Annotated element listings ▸
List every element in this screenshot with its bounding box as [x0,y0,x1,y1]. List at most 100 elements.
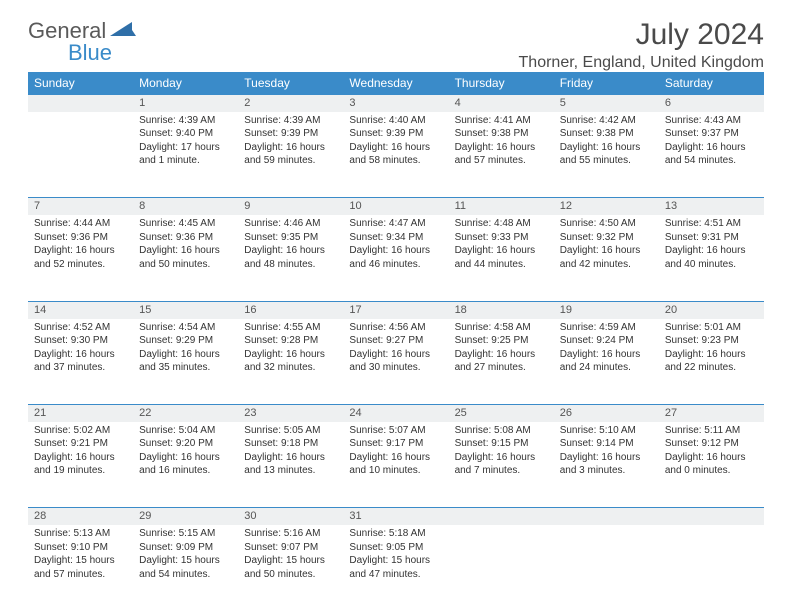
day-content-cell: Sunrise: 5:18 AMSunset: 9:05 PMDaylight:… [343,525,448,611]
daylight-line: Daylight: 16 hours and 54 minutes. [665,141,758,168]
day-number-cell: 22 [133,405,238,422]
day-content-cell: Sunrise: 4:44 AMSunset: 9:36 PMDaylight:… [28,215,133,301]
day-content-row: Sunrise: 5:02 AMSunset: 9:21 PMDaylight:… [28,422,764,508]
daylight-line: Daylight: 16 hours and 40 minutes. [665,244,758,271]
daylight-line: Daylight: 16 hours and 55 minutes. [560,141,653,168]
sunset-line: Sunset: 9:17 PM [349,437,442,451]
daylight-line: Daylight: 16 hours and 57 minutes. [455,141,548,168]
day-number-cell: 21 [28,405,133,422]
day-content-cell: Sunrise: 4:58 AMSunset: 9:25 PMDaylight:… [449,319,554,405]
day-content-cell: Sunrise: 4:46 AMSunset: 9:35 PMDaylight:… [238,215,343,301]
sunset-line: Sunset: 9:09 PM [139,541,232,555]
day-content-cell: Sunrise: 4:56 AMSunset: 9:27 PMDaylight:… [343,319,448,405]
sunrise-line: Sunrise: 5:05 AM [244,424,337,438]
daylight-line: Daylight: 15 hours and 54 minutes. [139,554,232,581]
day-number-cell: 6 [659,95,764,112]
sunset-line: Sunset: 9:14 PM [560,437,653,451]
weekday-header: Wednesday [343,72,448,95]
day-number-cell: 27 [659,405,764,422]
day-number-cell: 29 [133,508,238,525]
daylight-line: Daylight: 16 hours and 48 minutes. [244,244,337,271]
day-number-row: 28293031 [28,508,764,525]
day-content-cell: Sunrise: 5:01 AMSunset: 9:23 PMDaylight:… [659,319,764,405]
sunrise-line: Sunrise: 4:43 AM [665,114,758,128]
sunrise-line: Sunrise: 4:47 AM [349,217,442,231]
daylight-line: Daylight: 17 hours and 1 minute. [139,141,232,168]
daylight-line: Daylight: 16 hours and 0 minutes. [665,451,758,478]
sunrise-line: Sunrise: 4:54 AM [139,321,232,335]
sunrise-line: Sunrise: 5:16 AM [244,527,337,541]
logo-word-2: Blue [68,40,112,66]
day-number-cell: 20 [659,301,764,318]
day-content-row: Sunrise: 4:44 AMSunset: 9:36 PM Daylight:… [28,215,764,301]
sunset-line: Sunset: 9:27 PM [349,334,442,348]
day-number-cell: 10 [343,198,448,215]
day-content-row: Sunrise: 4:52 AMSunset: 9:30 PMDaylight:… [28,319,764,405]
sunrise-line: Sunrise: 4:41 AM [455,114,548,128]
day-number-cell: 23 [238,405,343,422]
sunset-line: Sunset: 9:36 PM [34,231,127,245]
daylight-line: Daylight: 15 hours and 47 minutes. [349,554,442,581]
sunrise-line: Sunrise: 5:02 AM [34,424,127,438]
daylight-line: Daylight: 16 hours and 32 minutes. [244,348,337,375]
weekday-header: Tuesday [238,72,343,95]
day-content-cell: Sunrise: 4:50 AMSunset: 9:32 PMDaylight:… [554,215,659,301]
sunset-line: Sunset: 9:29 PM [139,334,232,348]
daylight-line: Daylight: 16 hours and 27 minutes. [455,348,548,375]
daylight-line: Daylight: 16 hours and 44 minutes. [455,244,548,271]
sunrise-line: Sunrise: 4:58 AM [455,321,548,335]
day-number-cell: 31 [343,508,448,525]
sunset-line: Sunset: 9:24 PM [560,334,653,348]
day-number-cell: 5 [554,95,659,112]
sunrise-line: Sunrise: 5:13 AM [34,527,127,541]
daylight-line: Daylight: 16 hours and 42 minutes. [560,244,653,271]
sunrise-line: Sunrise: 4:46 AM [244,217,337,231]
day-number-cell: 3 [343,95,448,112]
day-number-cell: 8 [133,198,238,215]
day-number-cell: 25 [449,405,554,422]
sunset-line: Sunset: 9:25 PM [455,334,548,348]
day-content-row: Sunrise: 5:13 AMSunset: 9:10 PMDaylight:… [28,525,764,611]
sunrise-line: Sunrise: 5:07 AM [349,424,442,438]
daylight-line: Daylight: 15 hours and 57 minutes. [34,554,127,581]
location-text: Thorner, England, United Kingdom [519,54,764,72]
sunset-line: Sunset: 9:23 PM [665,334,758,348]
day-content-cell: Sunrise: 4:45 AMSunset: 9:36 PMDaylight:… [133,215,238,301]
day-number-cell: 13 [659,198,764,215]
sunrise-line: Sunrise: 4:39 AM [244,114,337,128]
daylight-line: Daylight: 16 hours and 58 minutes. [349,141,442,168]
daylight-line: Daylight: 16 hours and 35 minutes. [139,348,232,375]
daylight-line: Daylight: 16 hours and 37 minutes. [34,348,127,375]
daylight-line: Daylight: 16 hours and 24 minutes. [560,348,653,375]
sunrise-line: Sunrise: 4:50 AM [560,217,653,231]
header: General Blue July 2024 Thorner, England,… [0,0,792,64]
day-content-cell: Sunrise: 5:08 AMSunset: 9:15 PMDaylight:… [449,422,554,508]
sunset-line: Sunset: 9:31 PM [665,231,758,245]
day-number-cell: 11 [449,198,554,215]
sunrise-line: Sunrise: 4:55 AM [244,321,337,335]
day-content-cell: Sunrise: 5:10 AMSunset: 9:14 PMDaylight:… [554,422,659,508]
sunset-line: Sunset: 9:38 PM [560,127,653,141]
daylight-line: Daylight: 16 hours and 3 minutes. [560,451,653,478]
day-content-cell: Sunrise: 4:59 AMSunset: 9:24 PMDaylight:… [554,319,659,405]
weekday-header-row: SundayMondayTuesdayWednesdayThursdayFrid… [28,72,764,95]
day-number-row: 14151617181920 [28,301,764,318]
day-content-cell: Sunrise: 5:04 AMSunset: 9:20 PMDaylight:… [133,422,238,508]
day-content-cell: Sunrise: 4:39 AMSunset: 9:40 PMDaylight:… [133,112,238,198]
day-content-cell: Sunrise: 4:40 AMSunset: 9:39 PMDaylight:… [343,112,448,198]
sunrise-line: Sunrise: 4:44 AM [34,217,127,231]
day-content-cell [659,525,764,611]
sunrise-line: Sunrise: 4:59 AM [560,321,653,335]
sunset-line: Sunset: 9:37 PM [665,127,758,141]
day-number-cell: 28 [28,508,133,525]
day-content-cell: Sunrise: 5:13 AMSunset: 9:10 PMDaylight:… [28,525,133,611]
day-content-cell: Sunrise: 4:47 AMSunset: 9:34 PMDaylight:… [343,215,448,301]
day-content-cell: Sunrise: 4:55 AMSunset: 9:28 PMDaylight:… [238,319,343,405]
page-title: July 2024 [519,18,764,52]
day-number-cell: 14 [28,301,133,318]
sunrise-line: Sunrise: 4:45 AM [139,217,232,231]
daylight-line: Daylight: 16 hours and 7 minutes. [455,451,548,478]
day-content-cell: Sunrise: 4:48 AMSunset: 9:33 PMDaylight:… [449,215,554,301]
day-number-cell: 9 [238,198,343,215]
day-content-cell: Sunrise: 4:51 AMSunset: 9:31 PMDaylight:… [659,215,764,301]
--
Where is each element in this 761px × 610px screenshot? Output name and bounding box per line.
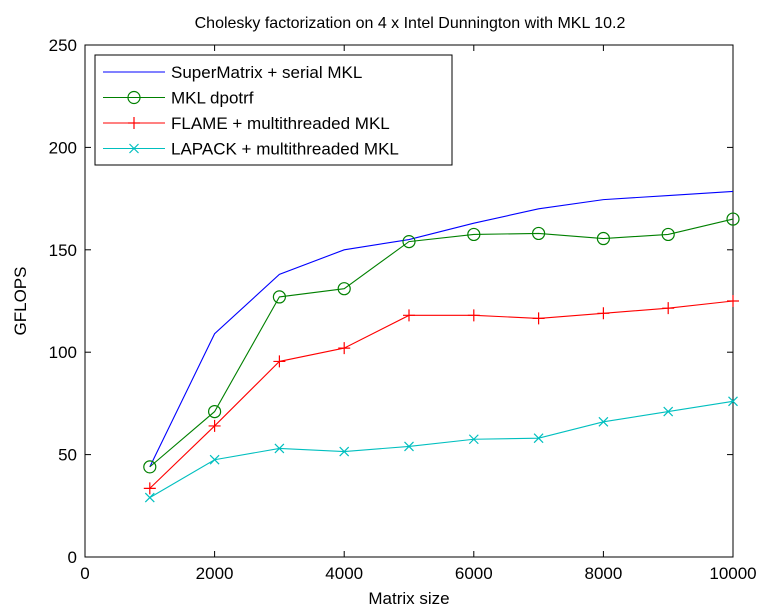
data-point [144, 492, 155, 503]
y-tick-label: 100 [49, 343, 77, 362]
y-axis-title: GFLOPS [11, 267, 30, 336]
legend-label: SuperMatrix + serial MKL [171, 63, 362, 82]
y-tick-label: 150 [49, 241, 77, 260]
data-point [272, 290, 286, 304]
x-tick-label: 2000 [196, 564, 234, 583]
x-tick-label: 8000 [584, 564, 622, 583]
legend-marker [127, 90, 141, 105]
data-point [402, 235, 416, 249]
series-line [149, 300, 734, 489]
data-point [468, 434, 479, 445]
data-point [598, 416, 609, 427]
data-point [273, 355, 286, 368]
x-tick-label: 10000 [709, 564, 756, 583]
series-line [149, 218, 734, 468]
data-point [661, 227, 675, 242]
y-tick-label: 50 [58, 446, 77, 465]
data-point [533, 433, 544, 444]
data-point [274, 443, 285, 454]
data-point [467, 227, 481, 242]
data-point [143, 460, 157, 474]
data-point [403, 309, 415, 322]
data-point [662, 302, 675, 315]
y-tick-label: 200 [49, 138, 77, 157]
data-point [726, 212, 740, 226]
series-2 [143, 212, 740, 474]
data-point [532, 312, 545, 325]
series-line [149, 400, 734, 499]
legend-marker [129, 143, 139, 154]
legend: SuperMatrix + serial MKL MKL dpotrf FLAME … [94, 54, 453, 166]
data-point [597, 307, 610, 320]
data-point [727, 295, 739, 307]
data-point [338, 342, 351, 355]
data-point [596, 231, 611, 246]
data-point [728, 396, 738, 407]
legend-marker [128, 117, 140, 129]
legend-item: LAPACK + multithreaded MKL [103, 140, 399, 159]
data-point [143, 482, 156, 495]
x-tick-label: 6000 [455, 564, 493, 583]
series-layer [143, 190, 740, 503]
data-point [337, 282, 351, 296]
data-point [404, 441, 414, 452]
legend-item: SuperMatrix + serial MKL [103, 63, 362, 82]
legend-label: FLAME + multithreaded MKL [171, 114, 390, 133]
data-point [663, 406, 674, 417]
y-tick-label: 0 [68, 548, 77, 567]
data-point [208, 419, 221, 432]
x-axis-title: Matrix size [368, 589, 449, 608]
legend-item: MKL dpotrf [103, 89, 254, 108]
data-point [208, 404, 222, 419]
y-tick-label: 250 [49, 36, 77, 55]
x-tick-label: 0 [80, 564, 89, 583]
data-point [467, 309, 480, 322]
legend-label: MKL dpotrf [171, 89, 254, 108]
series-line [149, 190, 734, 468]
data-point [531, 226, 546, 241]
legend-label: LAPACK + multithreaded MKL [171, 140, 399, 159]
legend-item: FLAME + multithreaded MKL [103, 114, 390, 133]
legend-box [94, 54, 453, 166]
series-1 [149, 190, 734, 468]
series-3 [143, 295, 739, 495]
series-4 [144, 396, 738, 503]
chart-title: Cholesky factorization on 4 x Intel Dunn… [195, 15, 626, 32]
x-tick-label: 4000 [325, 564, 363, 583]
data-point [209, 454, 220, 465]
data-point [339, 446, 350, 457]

What you will do ▸
Can you output the lines of the material from the one containing "day-content-cell: Sunrise: 5:18" through the one containing "day-content-cell: Sunrise: 4:44", repeated exactly?

Result of this exercise ▸
day-content-cell: Sunrise: 5:18 AMSunset: 9:05 PMDaylight:… [343,525,448,611]
daylight-line: Daylight: 16 hours and 54 minutes. [665,141,758,168]
day-number-cell: 22 [133,405,238,422]
day-content-cell: Sunrise: 4:44 AMSunset: 9:36 PMDaylight:… [28,215,133,301]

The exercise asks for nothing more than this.